Goal: All lines below must be repeated exactly, with the pictures omitted.

Supplied entries:
——————

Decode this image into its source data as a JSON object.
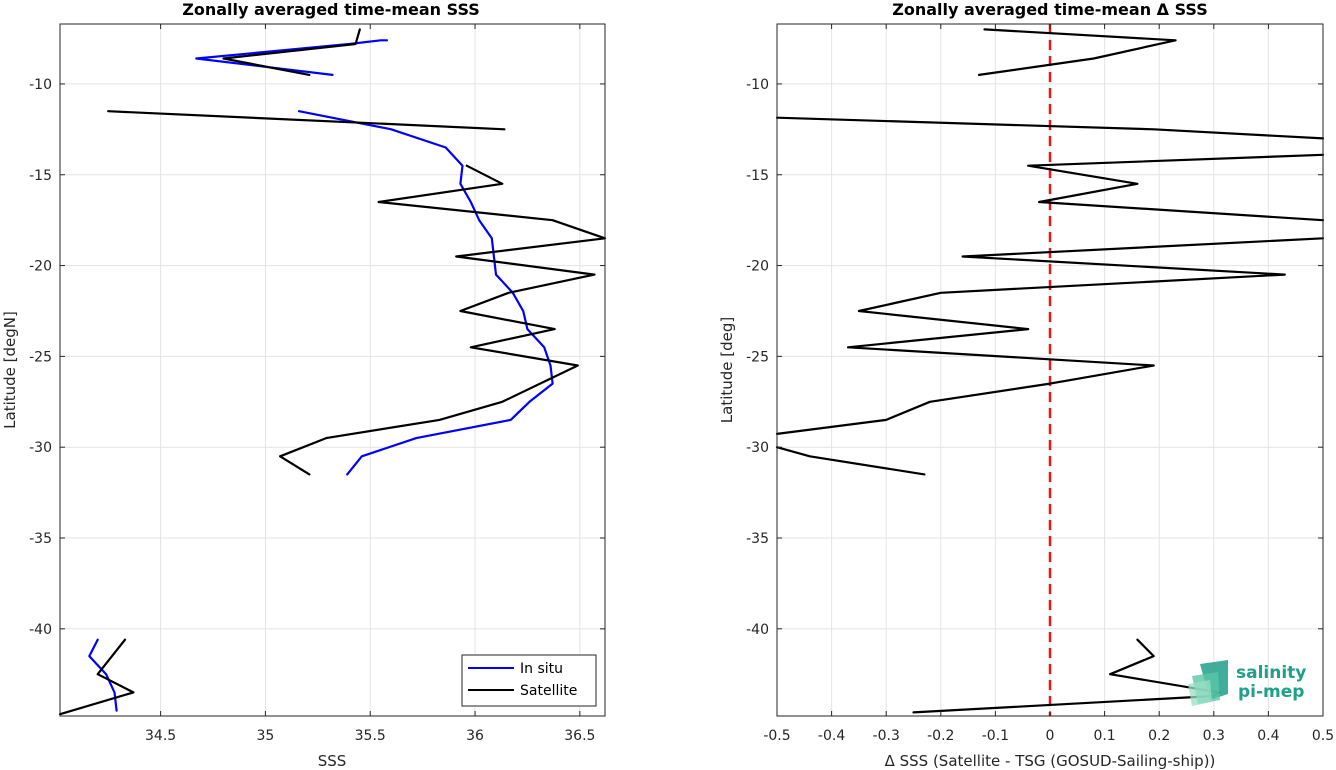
{
  "chart_data": [
    {
      "type": "line",
      "title": "Zonally averaged time-mean SSS",
      "xlabel": "SSS",
      "ylabel": "Latitude [degN]",
      "xlim": [
        34.02,
        36.62
      ],
      "ylim": [
        -44.8,
        -6.7
      ],
      "xticks": [
        34.5,
        35,
        35.5,
        36,
        36.5
      ],
      "xtick_labels": [
        "34.5",
        "35",
        "35.5",
        "36",
        "36.5"
      ],
      "yticks": [
        -10,
        -15,
        -20,
        -25,
        -30,
        -35,
        -40
      ],
      "ytick_labels": [
        "-10",
        "-15",
        "-20",
        "-25",
        "-30",
        "-35",
        "-40"
      ],
      "grid": true,
      "legend": "bottom-right",
      "series": [
        {
          "name": "In situ",
          "color": "#0000ff",
          "segments": [
            [
              [
                35.58,
                -7.6
              ],
              [
                35.55,
                -7.6
              ],
              [
                35.4,
                -7.8
              ],
              [
                34.67,
                -8.6
              ],
              [
                35.32,
                -9.5
              ]
            ],
            [
              [
                35.16,
                -11.5
              ],
              [
                35.6,
                -12.5
              ],
              [
                35.86,
                -13.5
              ],
              [
                35.94,
                -14.5
              ],
              [
                35.93,
                -15.5
              ],
              [
                35.98,
                -16.5
              ],
              [
                36.02,
                -17.5
              ],
              [
                36.08,
                -18.5
              ],
              [
                36.09,
                -19.5
              ],
              [
                36.1,
                -20.5
              ],
              [
                36.18,
                -21.5
              ],
              [
                36.23,
                -22.5
              ],
              [
                36.25,
                -23.5
              ],
              [
                36.33,
                -24.5
              ],
              [
                36.36,
                -25.5
              ],
              [
                36.37,
                -26.5
              ],
              [
                36.26,
                -27.5
              ],
              [
                36.17,
                -28.5
              ],
              [
                35.72,
                -29.5
              ],
              [
                35.46,
                -30.5
              ],
              [
                35.39,
                -31.5
              ]
            ],
            [
              [
                34.2,
                -40.6
              ],
              [
                34.16,
                -41.5
              ],
              [
                34.24,
                -42.5
              ],
              [
                34.28,
                -43.5
              ],
              [
                34.29,
                -44.5
              ]
            ]
          ]
        },
        {
          "name": "Satellite",
          "color": "#000000",
          "segments": [
            [
              [
                35.45,
                -7.0
              ],
              [
                35.43,
                -7.8
              ],
              [
                34.8,
                -8.6
              ],
              [
                35.21,
                -9.5
              ]
            ],
            [
              [
                34.25,
                -11.5
              ],
              [
                36.14,
                -12.5
              ]
            ],
            [
              [
                35.96,
                -14.5
              ],
              [
                36.13,
                -15.5
              ],
              [
                35.54,
                -16.5
              ],
              [
                36.37,
                -17.5
              ],
              [
                36.62,
                -18.5
              ],
              [
                35.91,
                -19.5
              ],
              [
                36.57,
                -20.5
              ],
              [
                36.16,
                -21.5
              ],
              [
                35.93,
                -22.5
              ],
              [
                36.38,
                -23.5
              ],
              [
                35.98,
                -24.5
              ],
              [
                36.49,
                -25.5
              ],
              [
                36.13,
                -27.5
              ],
              [
                35.83,
                -28.5
              ],
              [
                35.29,
                -29.5
              ],
              [
                35.07,
                -30.5
              ],
              [
                35.21,
                -31.5
              ]
            ],
            [
              [
                34.33,
                -40.6
              ],
              [
                34.2,
                -42.5
              ],
              [
                34.37,
                -43.5
              ],
              [
                34.02,
                -44.7
              ]
            ]
          ]
        }
      ]
    },
    {
      "type": "line",
      "title": "Zonally averaged time-mean Δ SSS",
      "xlabel": "Δ SSS (Satellite - TSG (GOSUD-Sailing-ship))",
      "ylabel": "Latitude [deg]",
      "xlim": [
        -0.5,
        0.5
      ],
      "ylim": [
        -44.8,
        -6.7
      ],
      "xticks": [
        -0.5,
        -0.4,
        -0.3,
        -0.2,
        -0.1,
        0,
        0.1,
        0.2,
        0.3,
        0.4,
        0.5
      ],
      "xtick_labels": [
        "-0.5",
        "-0.4",
        "-0.3",
        "-0.2",
        "-0.1",
        "0",
        "0.1",
        "0.2",
        "0.3",
        "0.4",
        "0.5"
      ],
      "yticks": [
        -10,
        -15,
        -20,
        -25,
        -30,
        -35,
        -40
      ],
      "ytick_labels": [
        "-10",
        "-15",
        "-20",
        "-25",
        "-30",
        "-35",
        "-40"
      ],
      "grid": true,
      "zero_line": {
        "x": 0,
        "color": "#e41a1c",
        "style": "dashed"
      },
      "series": [
        {
          "color": "#000000",
          "segments": [
            [
              [
                -0.12,
                -7.0
              ],
              [
                0.23,
                -7.6
              ],
              [
                0.08,
                -8.6
              ],
              [
                -0.13,
                -9.5
              ]
            ],
            [
              [
                -0.5,
                -11.86
              ],
              [
                0.19,
                -12.5
              ],
              [
                0.5,
                -13.0
              ]
            ],
            [
              [
                0.5,
                -13.9
              ],
              [
                -0.04,
                -14.5
              ],
              [
                0.16,
                -15.5
              ],
              [
                -0.02,
                -16.5
              ],
              [
                0.5,
                -17.5
              ]
            ],
            [
              [
                0.5,
                -18.5
              ],
              [
                -0.16,
                -19.5
              ],
              [
                0.43,
                -20.5
              ],
              [
                -0.2,
                -21.5
              ],
              [
                -0.35,
                -22.5
              ],
              [
                -0.04,
                -23.5
              ],
              [
                -0.37,
                -24.5
              ],
              [
                0.19,
                -25.5
              ],
              [
                0.0,
                -26.5
              ],
              [
                -0.22,
                -27.5
              ],
              [
                -0.3,
                -28.5
              ],
              [
                -0.5,
                -29.27
              ]
            ],
            [
              [
                -0.5,
                -30.0
              ],
              [
                -0.44,
                -30.5
              ],
              [
                -0.23,
                -31.5
              ]
            ],
            [
              [
                0.16,
                -40.6
              ],
              [
                0.19,
                -41.5
              ],
              [
                0.11,
                -42.5
              ],
              [
                0.31,
                -43.5
              ],
              [
                0.3,
                -43.7
              ],
              [
                -0.25,
                -44.6
              ]
            ]
          ]
        }
      ]
    }
  ],
  "logo": {
    "line1": "salinity",
    "line2": "pi-mep",
    "color": "#1ea08a"
  }
}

——————

Written solution:
Decode this image into its source data as a JSON object.
{
  "chart_data": [
    {
      "type": "line",
      "title": "Zonally averaged time-mean SSS",
      "xlabel": "SSS",
      "ylabel": "Latitude [degN]",
      "xlim": [
        34.02,
        36.62
      ],
      "ylim": [
        -44.8,
        -6.7
      ],
      "xticks": [
        34.5,
        35,
        35.5,
        36,
        36.5
      ],
      "xtick_labels": [
        "34.5",
        "35",
        "35.5",
        "36",
        "36.5"
      ],
      "yticks": [
        -10,
        -15,
        -20,
        -25,
        -30,
        -35,
        -40
      ],
      "ytick_labels": [
        "-10",
        "-15",
        "-20",
        "-25",
        "-30",
        "-35",
        "-40"
      ],
      "grid": true,
      "legend": "bottom-right",
      "series": [
        {
          "name": "In situ",
          "color": "#0000ff",
          "segments": [
            [
              [
                35.58,
                -7.6
              ],
              [
                35.55,
                -7.6
              ],
              [
                35.4,
                -7.8
              ],
              [
                34.67,
                -8.6
              ],
              [
                35.32,
                -9.5
              ]
            ],
            [
              [
                35.16,
                -11.5
              ],
              [
                35.6,
                -12.5
              ],
              [
                35.86,
                -13.5
              ],
              [
                35.94,
                -14.5
              ],
              [
                35.93,
                -15.5
              ],
              [
                35.98,
                -16.5
              ],
              [
                36.02,
                -17.5
              ],
              [
                36.08,
                -18.5
              ],
              [
                36.09,
                -19.5
              ],
              [
                36.1,
                -20.5
              ],
              [
                36.18,
                -21.5
              ],
              [
                36.23,
                -22.5
              ],
              [
                36.25,
                -23.5
              ],
              [
                36.33,
                -24.5
              ],
              [
                36.36,
                -25.5
              ],
              [
                36.37,
                -26.5
              ],
              [
                36.26,
                -27.5
              ],
              [
                36.17,
                -28.5
              ],
              [
                35.72,
                -29.5
              ],
              [
                35.46,
                -30.5
              ],
              [
                35.39,
                -31.5
              ]
            ],
            [
              [
                34.2,
                -40.6
              ],
              [
                34.16,
                -41.5
              ],
              [
                34.24,
                -42.5
              ],
              [
                34.28,
                -43.5
              ],
              [
                34.29,
                -44.5
              ]
            ]
          ]
        },
        {
          "name": "Satellite",
          "color": "#000000",
          "segments": [
            [
              [
                35.45,
                -7.0
              ],
              [
                35.43,
                -7.8
              ],
              [
                34.8,
                -8.6
              ],
              [
                35.21,
                -9.5
              ]
            ],
            [
              [
                34.25,
                -11.5
              ],
              [
                36.14,
                -12.5
              ]
            ],
            [
              [
                35.96,
                -14.5
              ],
              [
                36.13,
                -15.5
              ],
              [
                35.54,
                -16.5
              ],
              [
                36.37,
                -17.5
              ],
              [
                36.62,
                -18.5
              ],
              [
                35.91,
                -19.5
              ],
              [
                36.57,
                -20.5
              ],
              [
                36.16,
                -21.5
              ],
              [
                35.93,
                -22.5
              ],
              [
                36.38,
                -23.5
              ],
              [
                35.98,
                -24.5
              ],
              [
                36.49,
                -25.5
              ],
              [
                36.13,
                -27.5
              ],
              [
                35.83,
                -28.5
              ],
              [
                35.29,
                -29.5
              ],
              [
                35.07,
                -30.5
              ],
              [
                35.21,
                -31.5
              ]
            ],
            [
              [
                34.33,
                -40.6
              ],
              [
                34.2,
                -42.5
              ],
              [
                34.37,
                -43.5
              ],
              [
                34.02,
                -44.7
              ]
            ]
          ]
        }
      ]
    },
    {
      "type": "line",
      "title": "Zonally averaged time-mean Δ SSS",
      "xlabel": "Δ SSS (Satellite - TSG (GOSUD-Sailing-ship))",
      "ylabel": "Latitude [deg]",
      "xlim": [
        -0.5,
        0.5
      ],
      "ylim": [
        -44.8,
        -6.7
      ],
      "xticks": [
        -0.5,
        -0.4,
        -0.3,
        -0.2,
        -0.1,
        0,
        0.1,
        0.2,
        0.3,
        0.4,
        0.5
      ],
      "xtick_labels": [
        "-0.5",
        "-0.4",
        "-0.3",
        "-0.2",
        "-0.1",
        "0",
        "0.1",
        "0.2",
        "0.3",
        "0.4",
        "0.5"
      ],
      "yticks": [
        -10,
        -15,
        -20,
        -25,
        -30,
        -35,
        -40
      ],
      "ytick_labels": [
        "-10",
        "-15",
        "-20",
        "-25",
        "-30",
        "-35",
        "-40"
      ],
      "grid": true,
      "zero_line": {
        "x": 0,
        "color": "#e41a1c",
        "style": "dashed"
      },
      "series": [
        {
          "color": "#000000",
          "segments": [
            [
              [
                -0.12,
                -7.0
              ],
              [
                0.23,
                -7.6
              ],
              [
                0.08,
                -8.6
              ],
              [
                -0.13,
                -9.5
              ]
            ],
            [
              [
                -0.5,
                -11.86
              ],
              [
                0.19,
                -12.5
              ],
              [
                0.5,
                -13.0
              ]
            ],
            [
              [
                0.5,
                -13.9
              ],
              [
                -0.04,
                -14.5
              ],
              [
                0.16,
                -15.5
              ],
              [
                -0.02,
                -16.5
              ],
              [
                0.5,
                -17.5
              ]
            ],
            [
              [
                0.5,
                -18.5
              ],
              [
                -0.16,
                -19.5
              ],
              [
                0.43,
                -20.5
              ],
              [
                -0.2,
                -21.5
              ],
              [
                -0.35,
                -22.5
              ],
              [
                -0.04,
                -23.5
              ],
              [
                -0.37,
                -24.5
              ],
              [
                0.19,
                -25.5
              ],
              [
                0.0,
                -26.5
              ],
              [
                -0.22,
                -27.5
              ],
              [
                -0.3,
                -28.5
              ],
              [
                -0.5,
                -29.27
              ]
            ],
            [
              [
                -0.5,
                -30.0
              ],
              [
                -0.44,
                -30.5
              ],
              [
                -0.23,
                -31.5
              ]
            ],
            [
              [
                0.16,
                -40.6
              ],
              [
                0.19,
                -41.5
              ],
              [
                0.11,
                -42.5
              ],
              [
                0.31,
                -43.5
              ],
              [
                0.3,
                -43.7
              ],
              [
                -0.25,
                -44.6
              ]
            ]
          ]
        }
      ]
    }
  ],
  "logo": {
    "line1": "salinity",
    "line2": "pi-mep",
    "color": "#1ea08a"
  }
}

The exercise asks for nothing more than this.